Dataset entries
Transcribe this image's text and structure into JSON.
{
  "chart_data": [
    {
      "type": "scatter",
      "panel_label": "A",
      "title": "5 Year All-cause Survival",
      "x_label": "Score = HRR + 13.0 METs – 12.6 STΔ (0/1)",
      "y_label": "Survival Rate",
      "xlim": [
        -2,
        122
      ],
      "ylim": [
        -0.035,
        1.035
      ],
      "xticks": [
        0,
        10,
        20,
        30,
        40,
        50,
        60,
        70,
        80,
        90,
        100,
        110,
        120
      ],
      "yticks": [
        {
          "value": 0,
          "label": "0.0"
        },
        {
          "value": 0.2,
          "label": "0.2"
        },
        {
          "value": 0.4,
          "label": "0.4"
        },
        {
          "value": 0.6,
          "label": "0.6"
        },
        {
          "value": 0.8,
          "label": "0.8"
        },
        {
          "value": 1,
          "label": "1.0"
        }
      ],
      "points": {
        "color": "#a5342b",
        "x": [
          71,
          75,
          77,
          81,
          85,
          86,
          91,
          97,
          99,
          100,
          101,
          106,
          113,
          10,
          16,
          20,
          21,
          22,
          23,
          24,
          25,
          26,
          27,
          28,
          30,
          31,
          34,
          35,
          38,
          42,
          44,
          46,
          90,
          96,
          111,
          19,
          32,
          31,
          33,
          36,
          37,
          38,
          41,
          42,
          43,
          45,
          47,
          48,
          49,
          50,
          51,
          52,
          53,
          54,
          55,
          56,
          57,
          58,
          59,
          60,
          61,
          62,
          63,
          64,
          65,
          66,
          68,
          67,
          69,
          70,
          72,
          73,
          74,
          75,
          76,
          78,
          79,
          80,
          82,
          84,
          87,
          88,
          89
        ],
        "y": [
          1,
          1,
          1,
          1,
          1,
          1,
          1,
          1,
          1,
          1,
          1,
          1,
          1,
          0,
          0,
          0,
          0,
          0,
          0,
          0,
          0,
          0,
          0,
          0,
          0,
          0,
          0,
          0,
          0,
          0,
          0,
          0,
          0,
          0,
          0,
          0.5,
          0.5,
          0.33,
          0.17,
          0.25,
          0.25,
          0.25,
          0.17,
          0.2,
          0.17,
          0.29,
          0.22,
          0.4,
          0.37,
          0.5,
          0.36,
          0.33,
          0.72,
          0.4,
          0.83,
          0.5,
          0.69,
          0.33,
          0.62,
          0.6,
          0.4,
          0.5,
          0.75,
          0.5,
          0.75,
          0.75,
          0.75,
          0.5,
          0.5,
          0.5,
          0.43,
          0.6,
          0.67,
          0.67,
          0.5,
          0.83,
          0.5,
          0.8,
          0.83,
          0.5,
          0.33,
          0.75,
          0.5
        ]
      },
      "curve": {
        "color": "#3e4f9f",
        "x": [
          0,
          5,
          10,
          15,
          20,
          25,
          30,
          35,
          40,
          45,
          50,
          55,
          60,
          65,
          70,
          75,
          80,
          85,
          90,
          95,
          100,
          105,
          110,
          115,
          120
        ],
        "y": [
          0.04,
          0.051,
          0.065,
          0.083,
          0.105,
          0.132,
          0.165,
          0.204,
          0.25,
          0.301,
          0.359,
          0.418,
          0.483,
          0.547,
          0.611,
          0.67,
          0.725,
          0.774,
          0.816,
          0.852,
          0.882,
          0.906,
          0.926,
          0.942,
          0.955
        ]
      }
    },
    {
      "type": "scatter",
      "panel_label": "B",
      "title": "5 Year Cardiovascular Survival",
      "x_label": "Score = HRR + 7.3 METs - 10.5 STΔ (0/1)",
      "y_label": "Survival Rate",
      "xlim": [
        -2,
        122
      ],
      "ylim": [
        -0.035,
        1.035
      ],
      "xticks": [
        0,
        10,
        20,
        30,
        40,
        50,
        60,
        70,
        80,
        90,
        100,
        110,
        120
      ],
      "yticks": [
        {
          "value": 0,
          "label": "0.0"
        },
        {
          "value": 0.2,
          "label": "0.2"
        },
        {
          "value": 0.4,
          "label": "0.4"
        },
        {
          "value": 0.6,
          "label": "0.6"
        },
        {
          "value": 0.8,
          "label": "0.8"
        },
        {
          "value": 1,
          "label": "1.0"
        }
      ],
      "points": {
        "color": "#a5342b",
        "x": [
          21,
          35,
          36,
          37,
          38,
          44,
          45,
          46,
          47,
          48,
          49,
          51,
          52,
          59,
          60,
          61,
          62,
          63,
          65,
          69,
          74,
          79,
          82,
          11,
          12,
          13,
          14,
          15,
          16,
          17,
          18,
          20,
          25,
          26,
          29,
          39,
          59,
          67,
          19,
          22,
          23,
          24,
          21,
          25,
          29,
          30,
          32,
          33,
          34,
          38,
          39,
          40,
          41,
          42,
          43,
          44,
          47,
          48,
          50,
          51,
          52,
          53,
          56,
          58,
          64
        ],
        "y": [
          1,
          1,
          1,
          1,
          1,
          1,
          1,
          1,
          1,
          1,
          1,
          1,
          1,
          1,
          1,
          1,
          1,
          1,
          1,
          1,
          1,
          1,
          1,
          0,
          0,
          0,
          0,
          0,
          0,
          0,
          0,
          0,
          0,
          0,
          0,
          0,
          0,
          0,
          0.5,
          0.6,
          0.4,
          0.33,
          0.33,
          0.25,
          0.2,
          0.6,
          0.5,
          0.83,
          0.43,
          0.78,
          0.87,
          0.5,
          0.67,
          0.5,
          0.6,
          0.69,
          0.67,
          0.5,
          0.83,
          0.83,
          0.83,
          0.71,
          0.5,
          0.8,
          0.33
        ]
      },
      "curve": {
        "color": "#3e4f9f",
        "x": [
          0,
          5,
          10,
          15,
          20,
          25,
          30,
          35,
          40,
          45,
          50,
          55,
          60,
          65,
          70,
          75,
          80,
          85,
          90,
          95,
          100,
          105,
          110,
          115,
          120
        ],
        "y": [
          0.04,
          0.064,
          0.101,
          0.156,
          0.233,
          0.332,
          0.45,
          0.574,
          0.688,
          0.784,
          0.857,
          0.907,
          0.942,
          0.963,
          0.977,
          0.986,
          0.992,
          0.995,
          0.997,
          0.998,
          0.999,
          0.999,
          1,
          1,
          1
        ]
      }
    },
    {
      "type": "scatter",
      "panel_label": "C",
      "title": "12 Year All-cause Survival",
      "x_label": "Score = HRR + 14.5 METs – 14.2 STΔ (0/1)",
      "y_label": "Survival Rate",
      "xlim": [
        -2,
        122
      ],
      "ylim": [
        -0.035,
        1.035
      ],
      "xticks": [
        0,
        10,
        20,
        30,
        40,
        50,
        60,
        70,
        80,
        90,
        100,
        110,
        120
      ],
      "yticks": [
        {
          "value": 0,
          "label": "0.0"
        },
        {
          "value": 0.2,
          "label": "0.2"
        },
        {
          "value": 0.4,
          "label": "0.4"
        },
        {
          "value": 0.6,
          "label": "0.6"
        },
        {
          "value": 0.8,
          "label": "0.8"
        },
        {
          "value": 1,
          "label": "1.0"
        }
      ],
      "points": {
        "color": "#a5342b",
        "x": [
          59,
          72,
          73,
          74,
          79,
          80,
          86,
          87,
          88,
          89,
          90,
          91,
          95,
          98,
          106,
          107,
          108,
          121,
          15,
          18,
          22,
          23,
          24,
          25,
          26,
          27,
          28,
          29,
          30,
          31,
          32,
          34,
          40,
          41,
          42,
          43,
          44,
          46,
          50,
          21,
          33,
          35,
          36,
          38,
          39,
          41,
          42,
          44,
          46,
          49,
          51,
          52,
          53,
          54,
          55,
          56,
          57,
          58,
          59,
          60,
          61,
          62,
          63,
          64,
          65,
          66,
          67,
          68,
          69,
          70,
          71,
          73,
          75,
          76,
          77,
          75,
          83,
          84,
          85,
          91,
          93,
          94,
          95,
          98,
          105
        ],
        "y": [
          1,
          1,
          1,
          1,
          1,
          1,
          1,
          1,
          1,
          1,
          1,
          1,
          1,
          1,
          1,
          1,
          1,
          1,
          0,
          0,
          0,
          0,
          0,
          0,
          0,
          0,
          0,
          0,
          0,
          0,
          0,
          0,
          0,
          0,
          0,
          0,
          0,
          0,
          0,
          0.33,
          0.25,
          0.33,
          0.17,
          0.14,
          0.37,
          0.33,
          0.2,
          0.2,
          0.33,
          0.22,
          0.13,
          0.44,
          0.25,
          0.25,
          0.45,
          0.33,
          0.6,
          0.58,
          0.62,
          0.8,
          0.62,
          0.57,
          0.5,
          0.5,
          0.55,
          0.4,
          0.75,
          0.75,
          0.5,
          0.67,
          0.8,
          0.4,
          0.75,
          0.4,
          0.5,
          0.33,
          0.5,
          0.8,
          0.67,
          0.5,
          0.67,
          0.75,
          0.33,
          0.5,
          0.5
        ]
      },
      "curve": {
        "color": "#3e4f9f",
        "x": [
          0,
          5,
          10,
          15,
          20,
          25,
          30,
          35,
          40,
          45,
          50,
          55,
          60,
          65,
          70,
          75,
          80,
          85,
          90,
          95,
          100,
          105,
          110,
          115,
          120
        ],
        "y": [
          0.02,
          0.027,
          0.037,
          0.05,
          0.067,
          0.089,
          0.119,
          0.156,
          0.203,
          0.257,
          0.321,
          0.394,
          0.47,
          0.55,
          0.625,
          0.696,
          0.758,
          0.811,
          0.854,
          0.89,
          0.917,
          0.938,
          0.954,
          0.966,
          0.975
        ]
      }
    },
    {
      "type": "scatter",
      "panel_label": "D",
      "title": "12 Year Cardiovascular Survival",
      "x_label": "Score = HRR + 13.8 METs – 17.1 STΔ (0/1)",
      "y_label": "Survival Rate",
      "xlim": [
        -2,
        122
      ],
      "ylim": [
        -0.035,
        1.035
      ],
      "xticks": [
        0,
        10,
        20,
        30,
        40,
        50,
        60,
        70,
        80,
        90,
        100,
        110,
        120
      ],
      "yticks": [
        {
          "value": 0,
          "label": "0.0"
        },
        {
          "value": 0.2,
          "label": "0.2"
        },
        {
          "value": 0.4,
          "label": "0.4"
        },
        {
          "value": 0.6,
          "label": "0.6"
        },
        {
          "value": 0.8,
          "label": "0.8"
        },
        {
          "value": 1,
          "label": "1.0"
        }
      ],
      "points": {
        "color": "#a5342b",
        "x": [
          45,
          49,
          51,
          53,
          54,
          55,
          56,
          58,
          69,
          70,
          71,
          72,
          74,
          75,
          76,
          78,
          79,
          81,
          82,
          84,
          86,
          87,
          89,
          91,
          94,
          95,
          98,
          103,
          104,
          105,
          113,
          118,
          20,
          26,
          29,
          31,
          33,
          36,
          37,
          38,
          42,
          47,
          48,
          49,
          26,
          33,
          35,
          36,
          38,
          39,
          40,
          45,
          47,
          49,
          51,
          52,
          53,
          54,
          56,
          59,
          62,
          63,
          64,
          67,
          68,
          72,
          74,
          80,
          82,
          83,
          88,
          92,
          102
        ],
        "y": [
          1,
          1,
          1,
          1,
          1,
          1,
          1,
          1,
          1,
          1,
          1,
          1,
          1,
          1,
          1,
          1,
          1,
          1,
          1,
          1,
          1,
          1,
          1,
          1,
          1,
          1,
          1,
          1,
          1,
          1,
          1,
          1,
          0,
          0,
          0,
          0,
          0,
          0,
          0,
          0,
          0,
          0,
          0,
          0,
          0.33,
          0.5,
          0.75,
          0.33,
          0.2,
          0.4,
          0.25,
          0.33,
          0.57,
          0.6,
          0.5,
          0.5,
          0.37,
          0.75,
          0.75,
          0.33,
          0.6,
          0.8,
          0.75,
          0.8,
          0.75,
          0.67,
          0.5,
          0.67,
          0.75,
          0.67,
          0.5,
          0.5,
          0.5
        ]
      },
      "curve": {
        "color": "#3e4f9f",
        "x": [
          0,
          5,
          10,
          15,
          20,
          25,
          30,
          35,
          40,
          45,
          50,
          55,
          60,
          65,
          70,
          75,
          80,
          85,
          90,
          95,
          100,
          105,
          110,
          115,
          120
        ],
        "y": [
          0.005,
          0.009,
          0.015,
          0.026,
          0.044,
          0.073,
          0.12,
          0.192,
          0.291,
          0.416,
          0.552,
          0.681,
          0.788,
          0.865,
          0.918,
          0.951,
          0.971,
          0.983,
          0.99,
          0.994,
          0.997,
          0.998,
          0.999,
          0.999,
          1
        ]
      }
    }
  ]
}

GIVEN INSTRUCTION — Identify each line of the material where the word "METs" shows up, and copy it.

ANSWER TO THIS PROBLEM —
      "x_label": "Score = HRR + 13.0 METs – 12.6 STΔ (0/1)",
      "x_label": "Score = HRR + 7.3 METs - 10.5 STΔ (0/1)",
      "x_label": "Score = HRR + 14.5 METs – 14.2 STΔ (0/1)",
      "x_label": "Score = HRR + 13.8 METs – 17.1 STΔ (0/1)",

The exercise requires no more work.